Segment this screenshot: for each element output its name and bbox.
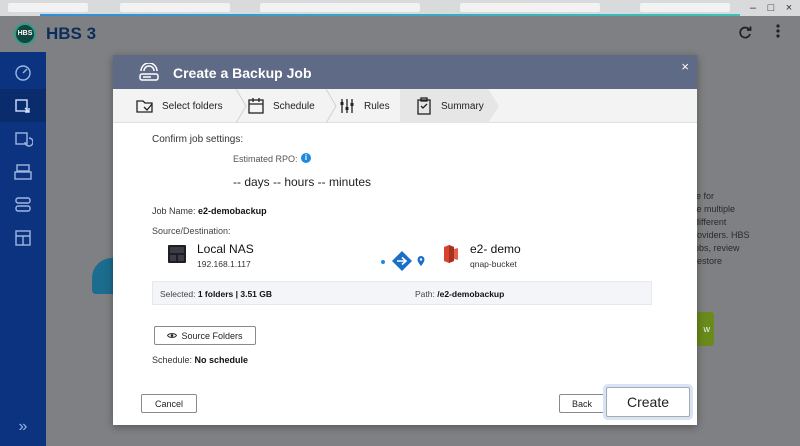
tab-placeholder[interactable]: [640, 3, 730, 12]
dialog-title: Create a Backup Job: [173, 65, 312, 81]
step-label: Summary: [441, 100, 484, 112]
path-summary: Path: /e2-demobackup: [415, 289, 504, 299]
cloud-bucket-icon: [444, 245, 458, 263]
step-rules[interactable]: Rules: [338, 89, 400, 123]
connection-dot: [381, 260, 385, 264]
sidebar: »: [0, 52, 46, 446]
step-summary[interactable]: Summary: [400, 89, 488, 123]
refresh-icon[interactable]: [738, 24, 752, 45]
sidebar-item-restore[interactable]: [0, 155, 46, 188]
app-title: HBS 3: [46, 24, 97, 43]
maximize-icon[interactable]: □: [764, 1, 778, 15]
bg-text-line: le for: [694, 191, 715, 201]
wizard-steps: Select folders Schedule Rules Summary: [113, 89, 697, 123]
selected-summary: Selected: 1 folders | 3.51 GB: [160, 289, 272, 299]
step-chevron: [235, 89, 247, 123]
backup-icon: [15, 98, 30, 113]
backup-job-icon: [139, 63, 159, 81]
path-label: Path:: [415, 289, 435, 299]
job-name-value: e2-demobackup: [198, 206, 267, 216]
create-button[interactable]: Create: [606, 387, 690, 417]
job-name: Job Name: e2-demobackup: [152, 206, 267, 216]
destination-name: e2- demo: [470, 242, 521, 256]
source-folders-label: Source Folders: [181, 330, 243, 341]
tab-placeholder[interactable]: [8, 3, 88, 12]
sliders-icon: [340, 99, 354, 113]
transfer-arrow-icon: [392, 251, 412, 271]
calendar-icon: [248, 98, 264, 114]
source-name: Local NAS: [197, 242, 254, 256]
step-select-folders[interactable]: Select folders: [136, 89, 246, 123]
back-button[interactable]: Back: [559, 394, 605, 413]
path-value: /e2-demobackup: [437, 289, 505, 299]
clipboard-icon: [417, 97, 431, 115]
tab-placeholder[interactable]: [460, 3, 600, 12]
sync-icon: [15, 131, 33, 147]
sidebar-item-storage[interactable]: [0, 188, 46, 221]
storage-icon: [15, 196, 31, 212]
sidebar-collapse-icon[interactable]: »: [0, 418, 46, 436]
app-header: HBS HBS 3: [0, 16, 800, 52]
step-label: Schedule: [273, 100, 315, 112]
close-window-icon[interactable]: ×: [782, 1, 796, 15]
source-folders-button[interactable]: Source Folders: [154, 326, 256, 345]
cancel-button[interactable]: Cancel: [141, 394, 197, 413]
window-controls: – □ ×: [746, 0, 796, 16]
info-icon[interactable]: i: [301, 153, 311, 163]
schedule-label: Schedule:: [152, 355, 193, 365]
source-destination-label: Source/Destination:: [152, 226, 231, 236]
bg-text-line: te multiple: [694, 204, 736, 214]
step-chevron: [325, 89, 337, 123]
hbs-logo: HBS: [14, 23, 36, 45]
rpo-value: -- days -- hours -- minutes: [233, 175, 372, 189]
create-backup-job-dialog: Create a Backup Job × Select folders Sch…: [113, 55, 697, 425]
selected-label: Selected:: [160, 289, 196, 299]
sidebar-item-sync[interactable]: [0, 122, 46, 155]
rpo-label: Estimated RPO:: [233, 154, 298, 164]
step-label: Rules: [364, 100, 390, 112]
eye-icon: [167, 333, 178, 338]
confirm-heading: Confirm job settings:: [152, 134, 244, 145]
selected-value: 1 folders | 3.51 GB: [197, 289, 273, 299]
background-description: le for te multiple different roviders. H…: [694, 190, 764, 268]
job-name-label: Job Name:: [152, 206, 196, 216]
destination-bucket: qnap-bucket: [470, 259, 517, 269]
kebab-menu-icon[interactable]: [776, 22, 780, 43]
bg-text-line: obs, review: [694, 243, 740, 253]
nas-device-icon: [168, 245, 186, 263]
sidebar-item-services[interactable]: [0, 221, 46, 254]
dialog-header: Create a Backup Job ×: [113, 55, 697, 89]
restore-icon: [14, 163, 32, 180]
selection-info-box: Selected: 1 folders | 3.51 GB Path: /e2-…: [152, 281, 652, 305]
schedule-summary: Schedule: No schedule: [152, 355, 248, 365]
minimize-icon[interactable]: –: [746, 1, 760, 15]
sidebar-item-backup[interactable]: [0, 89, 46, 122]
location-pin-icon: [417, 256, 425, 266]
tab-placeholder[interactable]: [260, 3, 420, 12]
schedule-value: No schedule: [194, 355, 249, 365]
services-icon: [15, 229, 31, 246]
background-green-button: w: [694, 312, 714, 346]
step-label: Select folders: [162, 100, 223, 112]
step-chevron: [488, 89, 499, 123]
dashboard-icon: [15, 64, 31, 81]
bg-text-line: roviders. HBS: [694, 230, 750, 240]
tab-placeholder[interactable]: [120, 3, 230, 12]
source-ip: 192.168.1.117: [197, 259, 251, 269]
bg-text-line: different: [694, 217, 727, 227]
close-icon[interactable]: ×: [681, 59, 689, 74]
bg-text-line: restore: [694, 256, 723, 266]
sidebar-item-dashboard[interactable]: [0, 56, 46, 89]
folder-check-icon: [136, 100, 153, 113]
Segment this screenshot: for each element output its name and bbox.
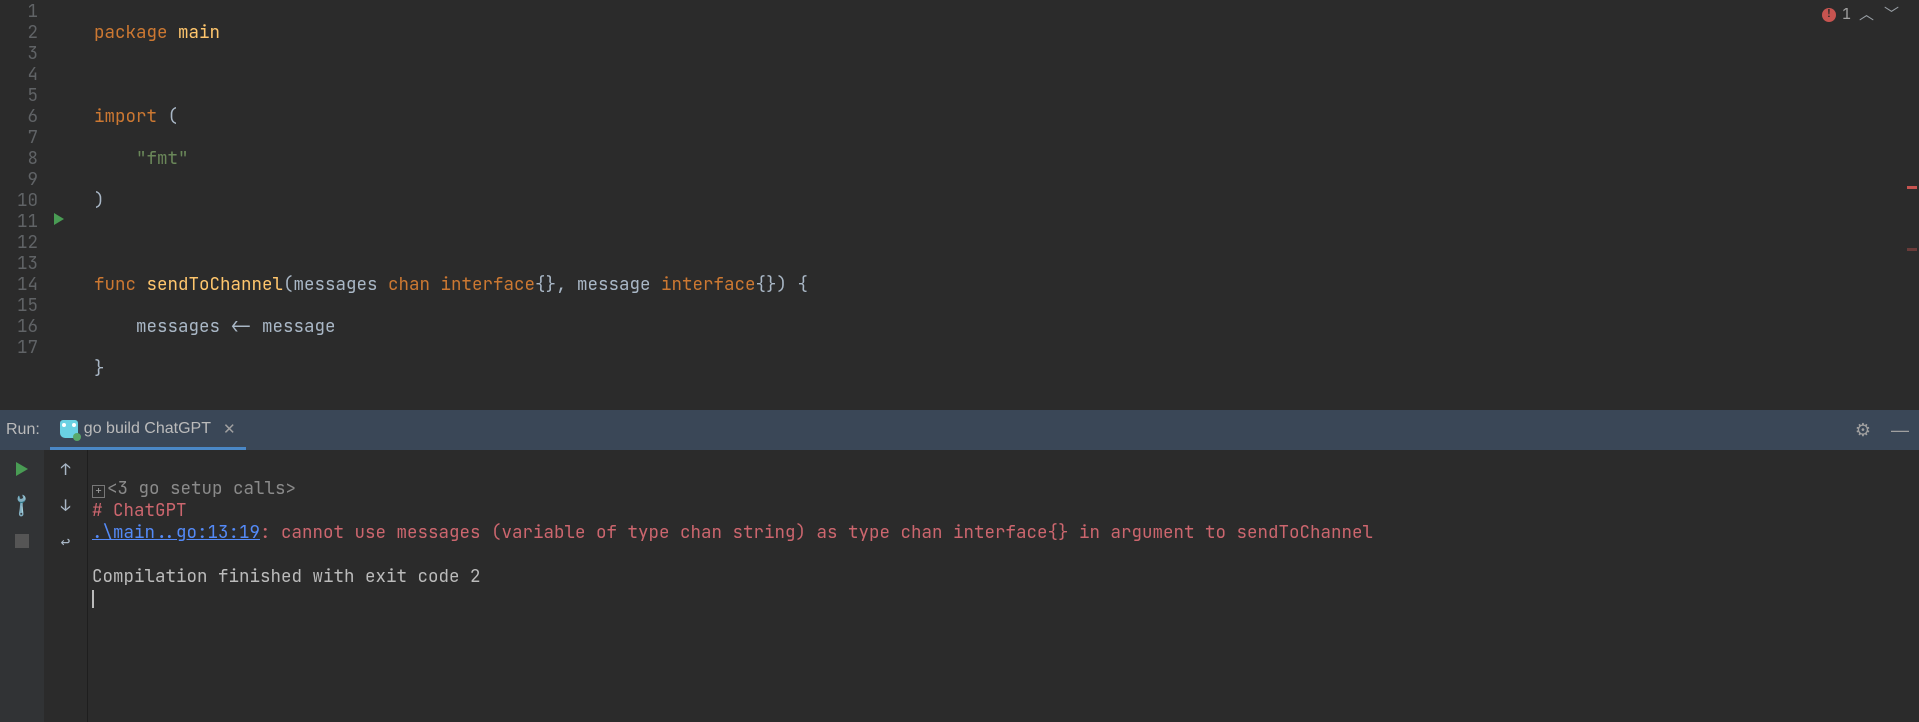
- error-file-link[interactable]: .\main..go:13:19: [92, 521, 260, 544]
--- --- ---
GIVEN REQUEST:
Identify every line in the items above that contains the word "services", and copy each such line in full.

RESPONSE TO THIS EXERCISE:
sidebar-item-services[interactable]: [0, 221, 46, 254]
services-icon: [15, 229, 31, 246]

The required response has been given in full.